Work to do:
Output the material exactly, but drop every image it holds.

Stored records:
--------------------------------
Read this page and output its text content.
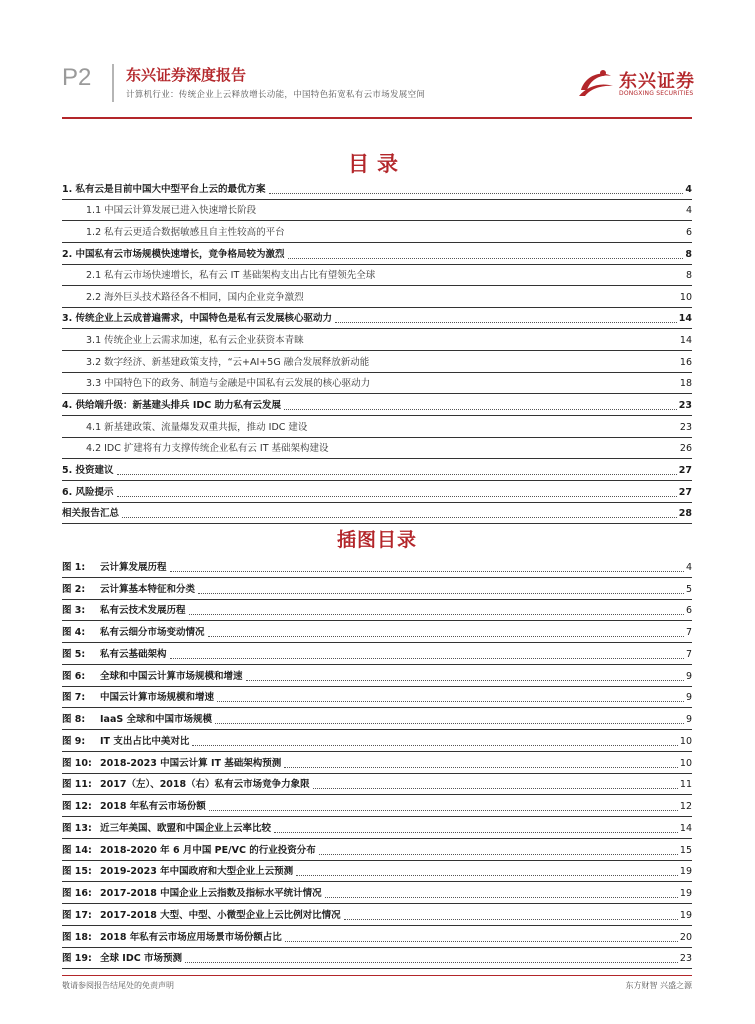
P2 东兴证券深度报告
计算机行业：传统企业上云释放增长动能，中国特色拓宽私有云市场发展空间
东兴证券
DONGXING SECURITIES
目录
1. 私有云是目前中国大中型平台上云的最优方案	4
1.1 中国云计算发展已进入快速增长阶段	4
1.2 私有云更适合数据敏感且自主性较高的平台	6
2. 中国私有云市场规模快速增长，竞争格局较为激烈	8
2.1 私有云市场快速增长，私有云 IT 基础架构支出占比有望领先全球	8
2.2 海外巨头技术路径各不相同，国内企业竞争激烈	10
3. 传统企业上云成普遍需求，中国特色是私有云发展核心驱动力	14
3.1 传统企业上云需求加速，私有云企业获资本青睐	14
3.2 数字经济、新基建政策支持，“云+AI+5G 融合发展释放新动能	16
3.3 中国特色下的政务、制造与金融是中国私有云发展的核心驱动力	18
4. 供给端升级：新基建头排兵 IDC 助力私有云发展	23
4.1 新基建政策、流量爆发双重共振，推动 IDC 建设	23
4.2 IDC 扩建将有力支撑传统企业私有云 IT 基础架构建设	26
5. 投资建议	27
6. 风险提示	27
相关报告汇总	28
插图目录
图 1:	云计算发展历程	4
图 2:	云计算基本特征和分类	5
图 3:	私有云技术发展历程	6
图 4:	私有云细分市场变动情况	7
图 5:	私有云基础架构	7
图 6:	全球和中国云计算市场规模和增速	9
图 7:	中国云计算市场规模和增速	9
图 8:	IaaS 全球和中国市场规模	9
图 9:	IT 支出占比中美对比	10
图 10: 2018-2023 中国云计算 IT 基础架构预测	10
图 11: 2017（左）、2018（右）私有云市场竞争力象限	11
图 12: 2018 年私有云市场份额	12
图 13: 近三年美国、欧盟和中国企业上云率比较	14
图 14: 2018-2020 年 6 月中国 PE/VC 的行业投资分布	15
图 15: 2019-2023 年中国政府和大型企业上云预测	19
图 16: 2017-2018 中国企业上云指数及指标水平统计情况	19
图 17: 2017-2018 大型、中型、小微型企业上云比例对比情况	19
图 18: 2018 年私有云市场应用场景市场份额占比	20
图 19: 全球 IDC 市场预测	23
敬请参阅报告结尾处的免责声明	东方财智 兴盛之源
--------------------------------
Solved problem:
Read this page and output its text content.
P2 东兴证券深度报告
计算机行业：传统企业上云释放增长动能，中国特色拓宽私有云市场发展空间
东兴证券
DONGXING SECURITIES
目录
1. 私有云是目前中国大中型平台上云的最优方案	4
1.1 中国云计算发展已进入快速增长阶段	4
1.2 私有云更适合数据敏感且自主性较高的平台	6
2. 中国私有云市场规模快速增长，竞争格局较为激烈	8
2.1 私有云市场快速增长，私有云 IT 基础架构支出占比有望领先全球	8
2.2 海外巨头技术路径各不相同，国内企业竞争激烈	10
3. 传统企业上云成普遍需求，中国特色是私有云发展核心驱动力	14
3.1 传统企业上云需求加速，私有云企业获资本青睐	14
3.2 数字经济、新基建政策支持，“云+AI+5G 融合发展释放新动能	16
3.3 中国特色下的政务、制造与金融是中国私有云发展的核心驱动力	18
4. 供给端升级：新基建头排兵 IDC 助力私有云发展	23
4.1 新基建政策、流量爆发双重共振，推动 IDC 建设	23
4.2 IDC 扩建将有力支撑传统企业私有云 IT 基础架构建设	26
5. 投资建议	27
6. 风险提示	27
相关报告汇总	28
插图目录
图 1:	云计算发展历程	4
图 2:	云计算基本特征和分类	5
图 3:	私有云技术发展历程	6
图 4:	私有云细分市场变动情况	7
图 5:	私有云基础架构	7
图 6:	全球和中国云计算市场规模和增速	9
图 7:	中国云计算市场规模和增速	9
图 8:	IaaS 全球和中国市场规模	9
图 9:	IT 支出占比中美对比	10
图 10: 2018-2023 中国云计算 IT 基础架构预测	10
图 11: 2017（左）、2018（右）私有云市场竞争力象限	11
图 12: 2018 年私有云市场份额	12
图 13: 近三年美国、欧盟和中国企业上云率比较	14
图 14: 2018-2020 年 6 月中国 PE/VC 的行业投资分布	15
图 15: 2019-2023 年中国政府和大型企业上云预测	19
图 16: 2017-2018 中国企业上云指数及指标水平统计情况	19
图 17: 2017-2018 大型、中型、小微型企业上云比例对比情况	19
图 18: 2018 年私有云市场应用场景市场份额占比	20
图 19: 全球 IDC 市场预测	23
敬请参阅报告结尾处的免责声明	东方财智 兴盛之源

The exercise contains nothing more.